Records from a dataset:
## Start
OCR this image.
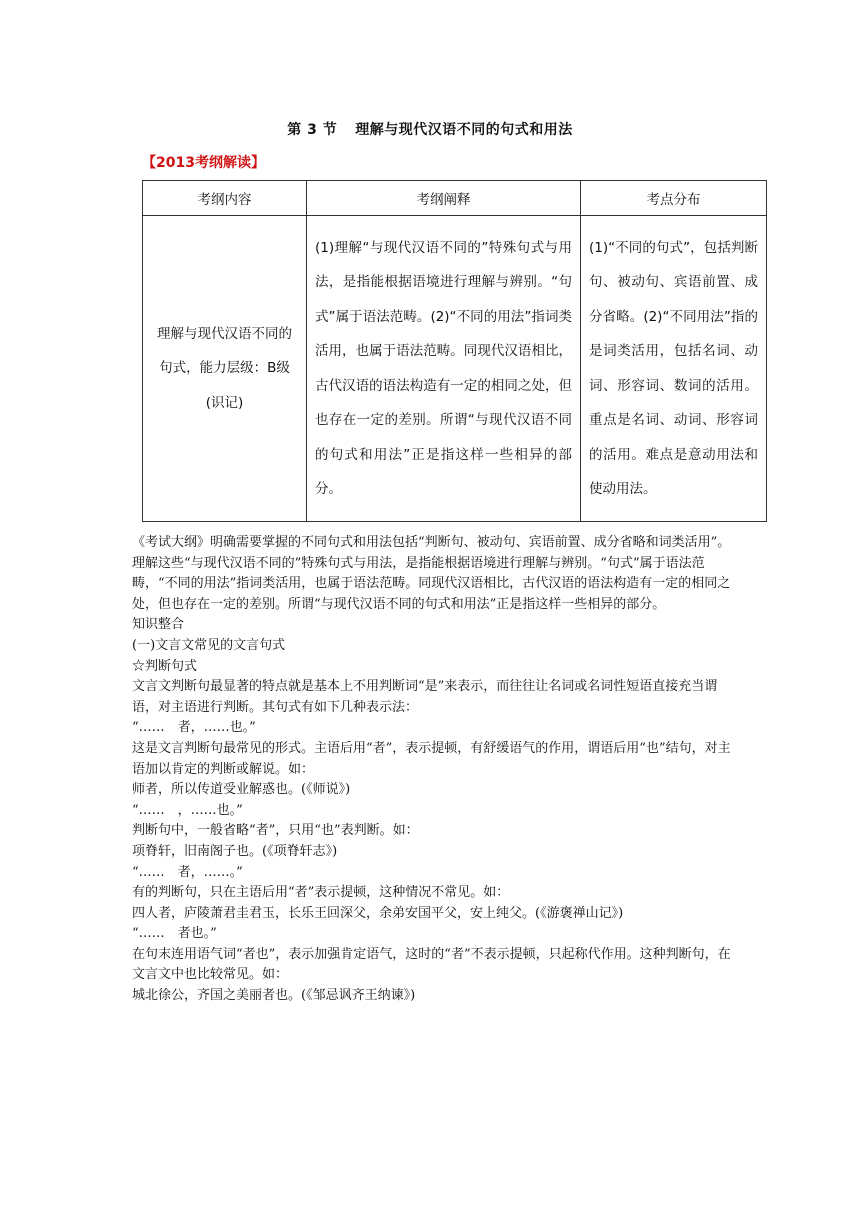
第 3 节 理解与现代汉语不同的句式和用法
【2013考纲解读】
考纲内容	考纲阐释	考点分布

理解与现代汉语不同的句式，能力层级：B级(识记)	(1)理解“与现代汉语不同的”特殊句式与用法，是指能根据语境进行理解与辨别。“句式”属于语法范畴。(2)“不同的用法”指词类活用，也属于语法范畴。同现代汉语相比，古代汉语的语法构造有一定的相同之处，但也存在一定的差别。所谓“与现代汉语不同的句式和用法”正是指这样一些相异的部分。	(1)“不同的句式”，包括判断句、被动句、宾语前置、成分省略。(2)“不同用法”指的是词类活用，包括名词、动词、形容词、数词的活用。重点是名词、动词、形容词的活用。难点是意动用法和使动用法。

《考试大纲》明确需要掌握的不同句式和用法包括“判断句、被动句、宾语前置、成分省略和词类活用”。

理解这些“与现代汉语不同的”特殊句式与用法，是指能根据语境进行理解与辨别。“句式”属于语法范畴，“不同的用法”指词类活用，也属于语法范畴。同现代汉语相比，古代汉语的语法构造有一定的相同之处，但也存在一定的差别。所谓“与现代汉语不同的句式和用法”正是指这样一些相异的部分。

知识整合

(一)文言文常见的文言句式

☆判断句式

文言文判断句最显著的特点就是基本上不用判断词“是”来表示，而往往让名词或名词性短语直接充当谓语，对主语进行判断。其句式有如下几种表示法：

“……　者，……也。”

这是文言判断句最常见的形式。主语后用“者”，表示提顿，有舒缓语气的作用，谓语后用“也”结句，对主语加以肯定的判断或解说。如：

师者，所以传道受业解惑也。(《师说》)

“……　，……也。”

判断句中，一般省略“者”，只用“也”表判断。如：

项脊轩，旧南阁子也。(《项脊轩志》)

“……　者，……。”

有的判断句，只在主语后用“者”表示提顿，这种情况不常见。如：

四人者，庐陵萧君圭君玉，长乐王回深父，余弟安国平父，安上纯父。(《游褒禅山记》)

“……　者也。”

在句末连用语气词“者也”，表示加强肯定语气，这时的“者”不表示提顿，只起称代作用。这种判断句，在文言文中也比较常见。如：

城北徐公，齐国之美丽者也。(《邹忌讽齐王纳谏》)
## End
**What to produce**
Pull out all lines in the data above that include "古代汉语的语法构造有一定的相同之处".

**Written solution**
理解与现代汉语不同的句式，能力层级：B级(识记)	(1)理解“与现代汉语不同的”特殊句式与用法，是指能根据语境进行理解与辨别。“句式”属于语法范畴。(2)“不同的用法”指词类活用，也属于语法范畴。同现代汉语相比，古代汉语的语法构造有一定的相同之处，但也存在一定的差别。所谓“与现代汉语不同的句式和用法”正是指这样一些相异的部分。	(1)“不同的句式”，包括判断句、被动句、宾语前置、成分省略。(2)“不同用法”指的是词类活用，包括名词、动词、形容词、数词的活用。重点是名词、动词、形容词的活用。难点是意动用法和使动用法。
理解这些“与现代汉语不同的”特殊句式与用法，是指能根据语境进行理解与辨别。“句式”属于语法范畴，“不同的用法”指词类活用，也属于语法范畴。同现代汉语相比，古代汉语的语法构造有一定的相同之处，但也存在一定的差别。所谓“与现代汉语不同的句式和用法”正是指这样一些相异的部分。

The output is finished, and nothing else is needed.